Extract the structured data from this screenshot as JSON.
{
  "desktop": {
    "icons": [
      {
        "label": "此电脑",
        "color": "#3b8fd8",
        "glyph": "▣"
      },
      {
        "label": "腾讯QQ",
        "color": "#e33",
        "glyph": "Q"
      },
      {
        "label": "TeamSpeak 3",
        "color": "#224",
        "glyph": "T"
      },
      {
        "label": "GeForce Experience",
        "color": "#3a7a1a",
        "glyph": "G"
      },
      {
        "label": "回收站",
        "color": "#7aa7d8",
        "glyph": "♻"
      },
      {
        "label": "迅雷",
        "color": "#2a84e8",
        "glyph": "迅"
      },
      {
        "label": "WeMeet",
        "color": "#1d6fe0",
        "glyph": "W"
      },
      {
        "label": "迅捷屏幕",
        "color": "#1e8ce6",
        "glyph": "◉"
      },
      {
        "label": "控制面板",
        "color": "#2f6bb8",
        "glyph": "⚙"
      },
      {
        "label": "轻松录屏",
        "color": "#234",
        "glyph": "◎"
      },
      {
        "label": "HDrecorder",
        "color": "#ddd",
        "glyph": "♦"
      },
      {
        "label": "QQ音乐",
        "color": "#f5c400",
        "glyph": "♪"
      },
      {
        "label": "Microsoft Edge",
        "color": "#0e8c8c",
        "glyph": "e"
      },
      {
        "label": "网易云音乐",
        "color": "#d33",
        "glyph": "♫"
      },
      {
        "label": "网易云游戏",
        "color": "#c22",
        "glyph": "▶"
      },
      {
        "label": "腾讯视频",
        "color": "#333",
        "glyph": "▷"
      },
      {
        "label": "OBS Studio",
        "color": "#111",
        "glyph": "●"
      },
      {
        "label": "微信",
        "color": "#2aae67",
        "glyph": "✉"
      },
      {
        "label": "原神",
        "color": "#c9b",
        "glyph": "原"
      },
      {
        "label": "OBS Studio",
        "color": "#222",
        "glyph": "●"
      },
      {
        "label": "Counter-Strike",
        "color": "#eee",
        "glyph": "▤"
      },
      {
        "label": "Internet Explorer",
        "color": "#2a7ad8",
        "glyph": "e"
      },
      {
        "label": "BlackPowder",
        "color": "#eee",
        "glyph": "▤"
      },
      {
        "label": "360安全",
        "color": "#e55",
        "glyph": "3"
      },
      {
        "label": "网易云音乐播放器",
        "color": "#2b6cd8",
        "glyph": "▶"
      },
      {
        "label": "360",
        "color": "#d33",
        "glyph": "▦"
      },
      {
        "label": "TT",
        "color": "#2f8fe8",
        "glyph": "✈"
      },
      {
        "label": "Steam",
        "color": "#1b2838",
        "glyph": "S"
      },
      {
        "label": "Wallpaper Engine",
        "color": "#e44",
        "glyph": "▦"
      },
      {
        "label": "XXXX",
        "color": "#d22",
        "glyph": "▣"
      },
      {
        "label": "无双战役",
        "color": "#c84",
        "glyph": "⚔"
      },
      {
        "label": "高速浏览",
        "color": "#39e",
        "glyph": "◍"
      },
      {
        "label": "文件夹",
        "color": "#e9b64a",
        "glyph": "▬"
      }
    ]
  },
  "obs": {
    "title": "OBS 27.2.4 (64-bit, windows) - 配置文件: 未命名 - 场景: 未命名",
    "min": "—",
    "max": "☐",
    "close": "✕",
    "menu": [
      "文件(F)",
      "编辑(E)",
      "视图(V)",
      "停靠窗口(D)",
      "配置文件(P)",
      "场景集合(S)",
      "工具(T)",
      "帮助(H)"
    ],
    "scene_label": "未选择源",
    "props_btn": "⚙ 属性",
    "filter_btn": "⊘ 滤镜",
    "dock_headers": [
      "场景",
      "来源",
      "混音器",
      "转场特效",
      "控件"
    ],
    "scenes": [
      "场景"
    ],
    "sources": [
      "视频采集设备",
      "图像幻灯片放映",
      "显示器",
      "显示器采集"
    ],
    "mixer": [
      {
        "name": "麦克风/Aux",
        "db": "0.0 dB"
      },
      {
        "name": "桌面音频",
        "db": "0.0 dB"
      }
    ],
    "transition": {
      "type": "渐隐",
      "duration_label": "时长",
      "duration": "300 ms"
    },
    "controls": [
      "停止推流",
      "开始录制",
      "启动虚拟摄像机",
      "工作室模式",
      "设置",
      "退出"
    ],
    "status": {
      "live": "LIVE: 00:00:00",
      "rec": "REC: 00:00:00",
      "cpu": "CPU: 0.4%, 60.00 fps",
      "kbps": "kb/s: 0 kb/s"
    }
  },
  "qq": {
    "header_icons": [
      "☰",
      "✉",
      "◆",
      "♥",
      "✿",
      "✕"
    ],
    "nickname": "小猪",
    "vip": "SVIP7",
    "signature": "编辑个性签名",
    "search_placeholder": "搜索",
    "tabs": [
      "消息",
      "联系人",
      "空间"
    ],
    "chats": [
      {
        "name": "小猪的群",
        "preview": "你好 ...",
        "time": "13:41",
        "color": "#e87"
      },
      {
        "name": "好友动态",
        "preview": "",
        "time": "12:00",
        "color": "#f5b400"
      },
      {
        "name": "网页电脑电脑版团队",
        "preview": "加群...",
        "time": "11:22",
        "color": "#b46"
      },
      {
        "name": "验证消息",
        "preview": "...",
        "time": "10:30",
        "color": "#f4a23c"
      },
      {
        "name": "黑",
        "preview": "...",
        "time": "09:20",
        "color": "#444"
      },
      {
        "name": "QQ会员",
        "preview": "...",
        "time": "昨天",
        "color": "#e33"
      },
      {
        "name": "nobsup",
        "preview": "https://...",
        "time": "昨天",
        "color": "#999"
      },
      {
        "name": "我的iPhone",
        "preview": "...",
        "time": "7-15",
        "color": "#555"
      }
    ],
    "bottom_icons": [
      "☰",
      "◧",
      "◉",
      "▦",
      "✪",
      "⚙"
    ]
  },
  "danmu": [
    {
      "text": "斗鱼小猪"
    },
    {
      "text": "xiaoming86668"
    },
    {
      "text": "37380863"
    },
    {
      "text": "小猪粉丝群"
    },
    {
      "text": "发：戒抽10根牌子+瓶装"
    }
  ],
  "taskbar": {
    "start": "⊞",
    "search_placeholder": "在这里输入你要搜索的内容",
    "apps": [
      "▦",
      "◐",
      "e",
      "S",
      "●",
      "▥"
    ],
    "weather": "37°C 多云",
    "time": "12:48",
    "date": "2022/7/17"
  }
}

OBJECTIVE:
The records above should be repeated in full, exactly as given.

SOLUTION FOR THIS EXERCISE:
Extract the structured data from this screenshot as JSON.
{
  "desktop": {
    "icons": [
      {
        "label": "此电脑",
        "color": "#3b8fd8",
        "glyph": "▣"
      },
      {
        "label": "腾讯QQ",
        "color": "#e33",
        "glyph": "Q"
      },
      {
        "label": "TeamSpeak 3",
        "color": "#224",
        "glyph": "T"
      },
      {
        "label": "GeForce Experience",
        "color": "#3a7a1a",
        "glyph": "G"
      },
      {
        "label": "回收站",
        "color": "#7aa7d8",
        "glyph": "♻"
      },
      {
        "label": "迅雷",
        "color": "#2a84e8",
        "glyph": "迅"
      },
      {
        "label": "WeMeet",
        "color": "#1d6fe0",
        "glyph": "W"
      },
      {
        "label": "迅捷屏幕",
        "color": "#1e8ce6",
        "glyph": "◉"
      },
      {
        "label": "控制面板",
        "color": "#2f6bb8",
        "glyph": "⚙"
      },
      {
        "label": "轻松录屏",
        "color": "#234",
        "glyph": "◎"
      },
      {
        "label": "HDrecorder",
        "color": "#ddd",
        "glyph": "♦"
      },
      {
        "label": "QQ音乐",
        "color": "#f5c400",
        "glyph": "♪"
      },
      {
        "label": "Microsoft Edge",
        "color": "#0e8c8c",
        "glyph": "e"
      },
      {
        "label": "网易云音乐",
        "color": "#d33",
        "glyph": "♫"
      },
      {
        "label": "网易云游戏",
        "color": "#c22",
        "glyph": "▶"
      },
      {
        "label": "腾讯视频",
        "color": "#333",
        "glyph": "▷"
      },
      {
        "label": "OBS Studio",
        "color": "#111",
        "glyph": "●"
      },
      {
        "label": "微信",
        "color": "#2aae67",
        "glyph": "✉"
      },
      {
        "label": "原神",
        "color": "#c9b",
        "glyph": "原"
      },
      {
        "label": "OBS Studio",
        "color": "#222",
        "glyph": "●"
      },
      {
        "label": "Counter-Strike",
        "color": "#eee",
        "glyph": "▤"
      },
      {
        "label": "Internet Explorer",
        "color": "#2a7ad8",
        "glyph": "e"
      },
      {
        "label": "BlackPowder",
        "color": "#eee",
        "glyph": "▤"
      },
      {
        "label": "360安全",
        "color": "#e55",
        "glyph": "3"
      },
      {
        "label": "网易云音乐播放器",
        "color": "#2b6cd8",
        "glyph": "▶"
      },
      {
        "label": "360",
        "color": "#d33",
        "glyph": "▦"
      },
      {
        "label": "TT",
        "color": "#2f8fe8",
        "glyph": "✈"
      },
      {
        "label": "Steam",
        "color": "#1b2838",
        "glyph": "S"
      },
      {
        "label": "Wallpaper Engine",
        "color": "#e44",
        "glyph": "▦"
      },
      {
        "label": "XXXX",
        "color": "#d22",
        "glyph": "▣"
      },
      {
        "label": "无双战役",
        "color": "#c84",
        "glyph": "⚔"
      },
      {
        "label": "高速浏览",
        "color": "#39e",
        "glyph": "◍"
      },
      {
        "label": "文件夹",
        "color": "#e9b64a",
        "glyph": "▬"
      }
    ]
  },
  "obs": {
    "title": "OBS 27.2.4 (64-bit, windows) - 配置文件: 未命名 - 场景: 未命名",
    "min": "—",
    "max": "☐",
    "close": "✕",
    "menu": [
      "文件(F)",
      "编辑(E)",
      "视图(V)",
      "停靠窗口(D)",
      "配置文件(P)",
      "场景集合(S)",
      "工具(T)",
      "帮助(H)"
    ],
    "scene_label": "未选择源",
    "props_btn": "⚙ 属性",
    "filter_btn": "⊘ 滤镜",
    "dock_headers": [
      "场景",
      "来源",
      "混音器",
      "转场特效",
      "控件"
    ],
    "scenes": [
      "场景"
    ],
    "sources": [
      "视频采集设备",
      "图像幻灯片放映",
      "显示器",
      "显示器采集"
    ],
    "mixer": [
      {
        "name": "麦克风/Aux",
        "db": "0.0 dB"
      },
      {
        "name": "桌面音频",
        "db": "0.0 dB"
      }
    ],
    "transition": {
      "type": "渐隐",
      "duration_label": "时长",
      "duration": "300 ms"
    },
    "controls": [
      "停止推流",
      "开始录制",
      "启动虚拟摄像机",
      "工作室模式",
      "设置",
      "退出"
    ],
    "status": {
      "live": "LIVE: 00:00:00",
      "rec": "REC: 00:00:00",
      "cpu": "CPU: 0.4%, 60.00 fps",
      "kbps": "kb/s: 0 kb/s"
    }
  },
  "qq": {
    "header_icons": [
      "☰",
      "✉",
      "◆",
      "♥",
      "✿",
      "✕"
    ],
    "nickname": "小猪",
    "vip": "SVIP7",
    "signature": "编辑个性签名",
    "search_placeholder": "搜索",
    "tabs": [
      "消息",
      "联系人",
      "空间"
    ],
    "chats": [
      {
        "name": "小猪的群",
        "preview": "你好 ...",
        "time": "13:41",
        "color": "#e87"
      },
      {
        "name": "好友动态",
        "preview": "",
        "time": "12:00",
        "color": "#f5b400"
      },
      {
        "name": "网页电脑电脑版团队",
        "preview": "加群...",
        "time": "11:22",
        "color": "#b46"
      },
      {
        "name": "验证消息",
        "preview": "...",
        "time": "10:30",
        "color": "#f4a23c"
      },
      {
        "name": "黑",
        "preview": "...",
        "time": "09:20",
        "color": "#444"
      },
      {
        "name": "QQ会员",
        "preview": "...",
        "time": "昨天",
        "color": "#e33"
      },
      {
        "name": "nobsup",
        "preview": "https://...",
        "time": "昨天",
        "color": "#999"
      },
      {
        "name": "我的iPhone",
        "preview": "...",
        "time": "7-15",
        "color": "#555"
      }
    ],
    "bottom_icons": [
      "☰",
      "◧",
      "◉",
      "▦",
      "✪",
      "⚙"
    ]
  },
  "danmu": [
    {
      "text": "斗鱼小猪"
    },
    {
      "text": "xiaoming86668"
    },
    {
      "text": "37380863"
    },
    {
      "text": "小猪粉丝群"
    },
    {
      "text": "发：戒抽10根牌子+瓶装"
    }
  ],
  "taskbar": {
    "start": "⊞",
    "search_placeholder": "在这里输入你要搜索的内容",
    "apps": [
      "▦",
      "◐",
      "e",
      "S",
      "●",
      "▥"
    ],
    "weather": "37°C 多云",
    "time": "12:48",
    "date": "2022/7/17"
  }
}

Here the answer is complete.